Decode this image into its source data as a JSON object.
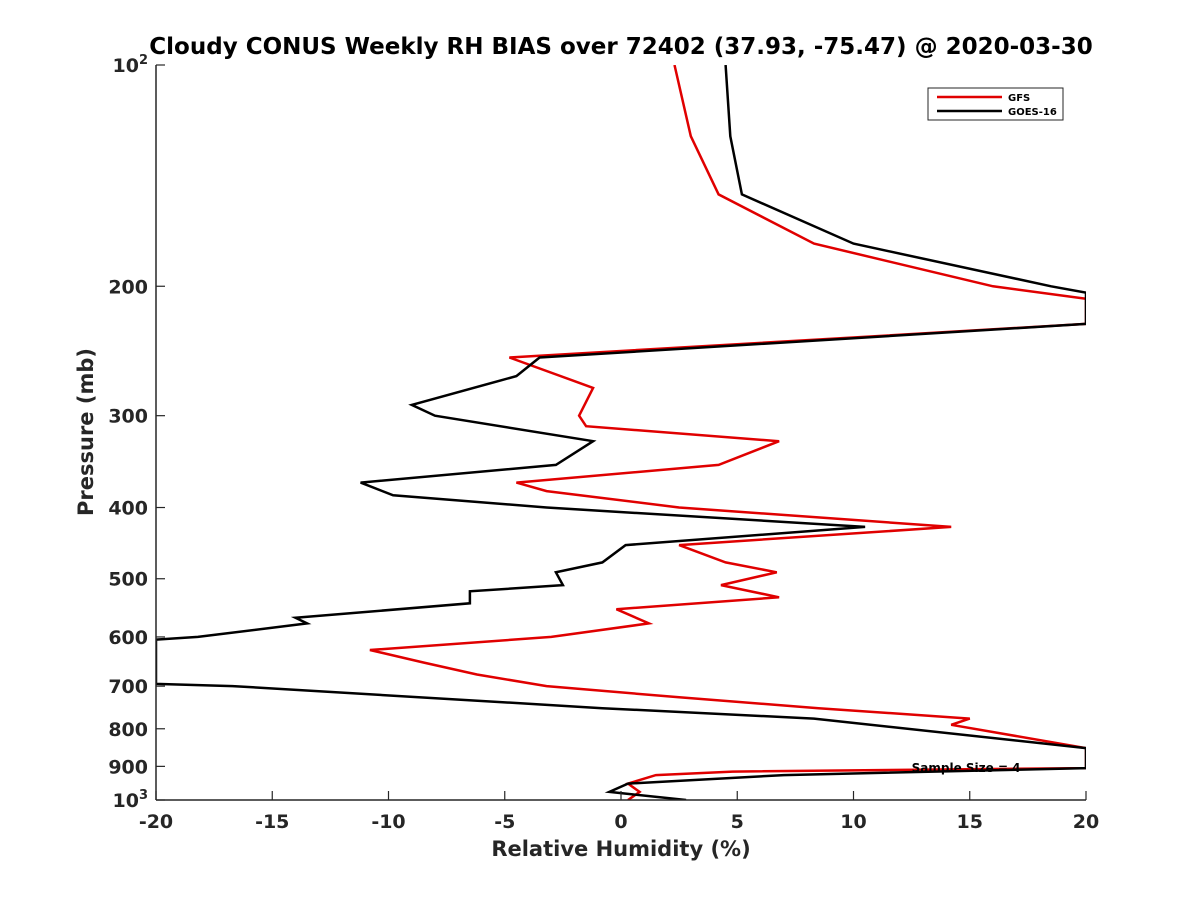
{
  "chart_data": {
    "type": "line",
    "title": "Cloudy CONUS Weekly RH BIAS over 72402 (37.93, -75.47) @ 2020-03-30",
    "xlabel": "Relative Humidity (%)",
    "ylabel": "Pressure (mb)",
    "xlim": [
      -20,
      20
    ],
    "ylim": [
      100,
      1000
    ],
    "y_scale": "log",
    "y_reversed": true,
    "grid": false,
    "legend_position": "top-right",
    "x_ticks": [
      "-20",
      "-15",
      "-10",
      "-5",
      "0",
      "5",
      "10",
      "15",
      "20"
    ],
    "x_tick_values": [
      -20,
      -15,
      -10,
      -5,
      0,
      5,
      10,
      15,
      20
    ],
    "y_ticks": [
      {
        "value": 100,
        "base": "10",
        "exp": "2"
      },
      {
        "value": 200,
        "label": "200"
      },
      {
        "value": 300,
        "label": "300"
      },
      {
        "value": 400,
        "label": "400"
      },
      {
        "value": 500,
        "label": "500"
      },
      {
        "value": 600,
        "label": "600"
      },
      {
        "value": 700,
        "label": "700"
      },
      {
        "value": 800,
        "label": "800"
      },
      {
        "value": 900,
        "label": "900"
      },
      {
        "value": 1000,
        "base": "10",
        "exp": "3"
      }
    ],
    "annotation": "Sample Size = 4",
    "annotation_at": {
      "x": 12.5,
      "p": 905
    },
    "series": [
      {
        "name": "GFS",
        "color": "#e00000",
        "points": [
          [
            2.3,
            100
          ],
          [
            3.0,
            125
          ],
          [
            4.2,
            150
          ],
          [
            8.3,
            175
          ],
          [
            16.0,
            200
          ],
          [
            20.0,
            208
          ],
          [
            20.0,
            225
          ],
          [
            -4.8,
            250
          ],
          [
            -1.2,
            275
          ],
          [
            -1.8,
            300
          ],
          [
            -1.5,
            310
          ],
          [
            6.8,
            325
          ],
          [
            4.2,
            350
          ],
          [
            -4.5,
            370
          ],
          [
            -3.2,
            380
          ],
          [
            2.5,
            400
          ],
          [
            14.2,
            425
          ],
          [
            2.5,
            450
          ],
          [
            4.5,
            475
          ],
          [
            6.7,
            490
          ],
          [
            4.3,
            510
          ],
          [
            6.8,
            530
          ],
          [
            -0.2,
            550
          ],
          [
            1.2,
            575
          ],
          [
            -3.0,
            600
          ],
          [
            -10.8,
            625
          ],
          [
            -8.5,
            650
          ],
          [
            -6.2,
            675
          ],
          [
            -3.2,
            700
          ],
          [
            2.5,
            725
          ],
          [
            8.5,
            750
          ],
          [
            15.0,
            775
          ],
          [
            14.2,
            790
          ],
          [
            20.0,
            850
          ],
          [
            20.0,
            905
          ],
          [
            4.8,
            915
          ],
          [
            1.5,
            925
          ],
          [
            0.3,
            950
          ],
          [
            0.8,
            975
          ],
          [
            0.3,
            1000
          ]
        ]
      },
      {
        "name": "GOES-16",
        "color": "#000000",
        "points": [
          [
            4.5,
            100
          ],
          [
            4.7,
            125
          ],
          [
            5.2,
            150
          ],
          [
            10.0,
            175
          ],
          [
            18.5,
            200
          ],
          [
            20.0,
            204
          ],
          [
            20.0,
            225
          ],
          [
            -3.5,
            250
          ],
          [
            -4.5,
            265
          ],
          [
            -9.0,
            290
          ],
          [
            -8.0,
            300
          ],
          [
            -1.2,
            325
          ],
          [
            -2.8,
            350
          ],
          [
            -11.2,
            370
          ],
          [
            -9.8,
            385
          ],
          [
            -3.2,
            400
          ],
          [
            10.5,
            425
          ],
          [
            0.2,
            450
          ],
          [
            -0.8,
            475
          ],
          [
            -2.8,
            490
          ],
          [
            -2.5,
            510
          ],
          [
            -6.5,
            520
          ],
          [
            -6.5,
            540
          ],
          [
            -14.0,
            565
          ],
          [
            -13.5,
            575
          ],
          [
            -18.2,
            600
          ],
          [
            -20.0,
            605
          ],
          [
            -20.0,
            695
          ],
          [
            -16.7,
            700
          ],
          [
            -0.8,
            750
          ],
          [
            8.3,
            775
          ],
          [
            20.0,
            850
          ],
          [
            20.0,
            905
          ],
          [
            7.0,
            925
          ],
          [
            0.3,
            950
          ],
          [
            -0.5,
            975
          ],
          [
            2.8,
            1000
          ]
        ]
      }
    ]
  }
}
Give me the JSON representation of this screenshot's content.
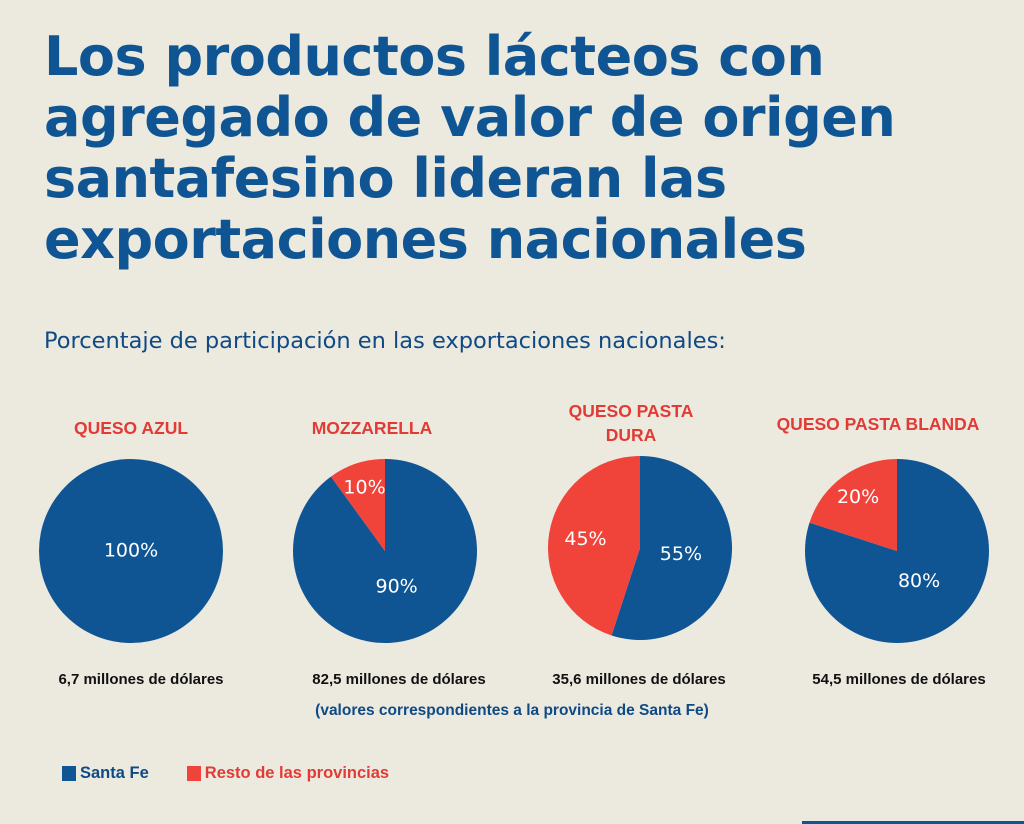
{
  "title": "Los productos lácteos con agregado de valor de origen santafesino lideran las exportaciones nacionales",
  "title_lines": [
    "Los productos lácteos con",
    "agregado de valor de origen",
    "santafesino lideran las",
    "exportaciones nacionales"
  ],
  "subtitle": "Porcentaje de participación en las exportaciones nacionales:",
  "colors": {
    "santa_fe": "#0f5593",
    "resto": "#f0433a",
    "label_red": "#e23b36",
    "background": "#ece9df"
  },
  "chart_data": {
    "type": "pie",
    "title": "Porcentaje de participación en las exportaciones nacionales:",
    "legend": [
      "Santa Fe",
      "Resto de las provincias"
    ],
    "legend_position": "bottom-left",
    "note": "(valores correspondientes a la provincia de Santa Fe)",
    "pies": [
      {
        "category": "QUESO AZUL",
        "category_lines": [
          "QUESO AZUL"
        ],
        "santa_fe": 100,
        "resto": 0,
        "labels": {
          "santa_fe": "100%",
          "resto": ""
        },
        "value_text": "6,7 millones de dólares",
        "value_musd": 6.7
      },
      {
        "category": "MOZZARELLA",
        "category_lines": [
          "MOZZARELLA"
        ],
        "santa_fe": 90,
        "resto": 10,
        "labels": {
          "santa_fe": "90%",
          "resto": "10%"
        },
        "value_text": "82,5 millones de dólares",
        "value_musd": 82.5
      },
      {
        "category": "QUESO PASTA DURA",
        "category_lines": [
          "QUESO PASTA",
          "DURA"
        ],
        "santa_fe": 55,
        "resto": 45,
        "labels": {
          "santa_fe": "55%",
          "resto": "45%"
        },
        "value_text": "35,6 millones de dólares",
        "value_musd": 35.6
      },
      {
        "category": "QUESO PASTA BLANDA",
        "category_lines": [
          "QUESO PASTA BLANDA"
        ],
        "santa_fe": 80,
        "resto": 20,
        "labels": {
          "santa_fe": "80%",
          "resto": "20%"
        },
        "value_text": "54,5 millones de dólares",
        "value_musd": 54.5
      }
    ]
  }
}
■ ■ ■ ■ ■ ■ ■
Pictures in the records must not appear in the copy; transcribe everything else precisely.

RESPONSE:
Decode this image into its source data as a JSON object.
{
  "chart_data": {
    "type": "line",
    "title": "Cloudy CONUS Weekly RH BIAS over 72402 (37.93, -75.47) @ 2020-03-30",
    "xlabel": "Relative Humidity (%)",
    "ylabel": "Pressure (mb)",
    "xlim": [
      -20,
      20
    ],
    "ylim": [
      100,
      1000
    ],
    "y_scale": "log",
    "y_reversed": true,
    "grid": false,
    "legend_position": "top-right",
    "x_ticks": [
      "-20",
      "-15",
      "-10",
      "-5",
      "0",
      "5",
      "10",
      "15",
      "20"
    ],
    "x_tick_values": [
      -20,
      -15,
      -10,
      -5,
      0,
      5,
      10,
      15,
      20
    ],
    "y_ticks": [
      {
        "value": 100,
        "base": "10",
        "exp": "2"
      },
      {
        "value": 200,
        "label": "200"
      },
      {
        "value": 300,
        "label": "300"
      },
      {
        "value": 400,
        "label": "400"
      },
      {
        "value": 500,
        "label": "500"
      },
      {
        "value": 600,
        "label": "600"
      },
      {
        "value": 700,
        "label": "700"
      },
      {
        "value": 800,
        "label": "800"
      },
      {
        "value": 900,
        "label": "900"
      },
      {
        "value": 1000,
        "base": "10",
        "exp": "3"
      }
    ],
    "annotation": "Sample Size = 4",
    "annotation_at": {
      "x": 12.5,
      "p": 905
    },
    "series": [
      {
        "name": "GFS",
        "color": "#e00000",
        "points": [
          [
            2.3,
            100
          ],
          [
            3.0,
            125
          ],
          [
            4.2,
            150
          ],
          [
            8.3,
            175
          ],
          [
            16.0,
            200
          ],
          [
            20.0,
            208
          ],
          [
            20.0,
            225
          ],
          [
            -4.8,
            250
          ],
          [
            -1.2,
            275
          ],
          [
            -1.8,
            300
          ],
          [
            -1.5,
            310
          ],
          [
            6.8,
            325
          ],
          [
            4.2,
            350
          ],
          [
            -4.5,
            370
          ],
          [
            -3.2,
            380
          ],
          [
            2.5,
            400
          ],
          [
            14.2,
            425
          ],
          [
            2.5,
            450
          ],
          [
            4.5,
            475
          ],
          [
            6.7,
            490
          ],
          [
            4.3,
            510
          ],
          [
            6.8,
            530
          ],
          [
            -0.2,
            550
          ],
          [
            1.2,
            575
          ],
          [
            -3.0,
            600
          ],
          [
            -10.8,
            625
          ],
          [
            -8.5,
            650
          ],
          [
            -6.2,
            675
          ],
          [
            -3.2,
            700
          ],
          [
            2.5,
            725
          ],
          [
            8.5,
            750
          ],
          [
            15.0,
            775
          ],
          [
            14.2,
            790
          ],
          [
            20.0,
            850
          ],
          [
            20.0,
            905
          ],
          [
            4.8,
            915
          ],
          [
            1.5,
            925
          ],
          [
            0.3,
            950
          ],
          [
            0.8,
            975
          ],
          [
            0.3,
            1000
          ]
        ]
      },
      {
        "name": "GOES-16",
        "color": "#000000",
        "points": [
          [
            4.5,
            100
          ],
          [
            4.7,
            125
          ],
          [
            5.2,
            150
          ],
          [
            10.0,
            175
          ],
          [
            18.5,
            200
          ],
          [
            20.0,
            204
          ],
          [
            20.0,
            225
          ],
          [
            -3.5,
            250
          ],
          [
            -4.5,
            265
          ],
          [
            -9.0,
            290
          ],
          [
            -8.0,
            300
          ],
          [
            -1.2,
            325
          ],
          [
            -2.8,
            350
          ],
          [
            -11.2,
            370
          ],
          [
            -9.8,
            385
          ],
          [
            -3.2,
            400
          ],
          [
            10.5,
            425
          ],
          [
            0.2,
            450
          ],
          [
            -0.8,
            475
          ],
          [
            -2.8,
            490
          ],
          [
            -2.5,
            510
          ],
          [
            -6.5,
            520
          ],
          [
            -6.5,
            540
          ],
          [
            -14.0,
            565
          ],
          [
            -13.5,
            575
          ],
          [
            -18.2,
            600
          ],
          [
            -20.0,
            605
          ],
          [
            -20.0,
            695
          ],
          [
            -16.7,
            700
          ],
          [
            -0.8,
            750
          ],
          [
            8.3,
            775
          ],
          [
            20.0,
            850
          ],
          [
            20.0,
            905
          ],
          [
            7.0,
            925
          ],
          [
            0.3,
            950
          ],
          [
            -0.5,
            975
          ],
          [
            2.8,
            1000
          ]
        ]
      }
    ]
  }
}
Give me the JSON representation of this screenshot's content.
{
  "title": "Los productos lácteos con agregado de valor de origen santafesino lideran las exportaciones nacionales",
  "title_lines": [
    "Los productos lácteos con",
    "agregado de valor de origen",
    "santafesino lideran las",
    "exportaciones nacionales"
  ],
  "subtitle": "Porcentaje de participación en las exportaciones nacionales:",
  "colors": {
    "santa_fe": "#0f5593",
    "resto": "#f0433a",
    "label_red": "#e23b36",
    "background": "#ece9df"
  },
  "chart_data": {
    "type": "pie",
    "title": "Porcentaje de participación en las exportaciones nacionales:",
    "legend": [
      "Santa Fe",
      "Resto de las provincias"
    ],
    "legend_position": "bottom-left",
    "note": "(valores correspondientes a la provincia de Santa Fe)",
    "pies": [
      {
        "category": "QUESO AZUL",
        "category_lines": [
          "QUESO AZUL"
        ],
        "santa_fe": 100,
        "resto": 0,
        "labels": {
          "santa_fe": "100%",
          "resto": ""
        },
        "value_text": "6,7 millones de dólares",
        "value_musd": 6.7
      },
      {
        "category": "MOZZARELLA",
        "category_lines": [
          "MOZZARELLA"
        ],
        "santa_fe": 90,
        "resto": 10,
        "labels": {
          "santa_fe": "90%",
          "resto": "10%"
        },
        "value_text": "82,5 millones de dólares",
        "value_musd": 82.5
      },
      {
        "category": "QUESO PASTA DURA",
        "category_lines": [
          "QUESO PASTA",
          "DURA"
        ],
        "santa_fe": 55,
        "resto": 45,
        "labels": {
          "santa_fe": "55%",
          "resto": "45%"
        },
        "value_text": "35,6 millones de dólares",
        "value_musd": 35.6
      },
      {
        "category": "QUESO PASTA BLANDA",
        "category_lines": [
          "QUESO PASTA BLANDA"
        ],
        "santa_fe": 80,
        "resto": 20,
        "labels": {
          "santa_fe": "80%",
          "resto": "20%"
        },
        "value_text": "54,5 millones de dólares",
        "value_musd": 54.5
      }
    ]
  }
}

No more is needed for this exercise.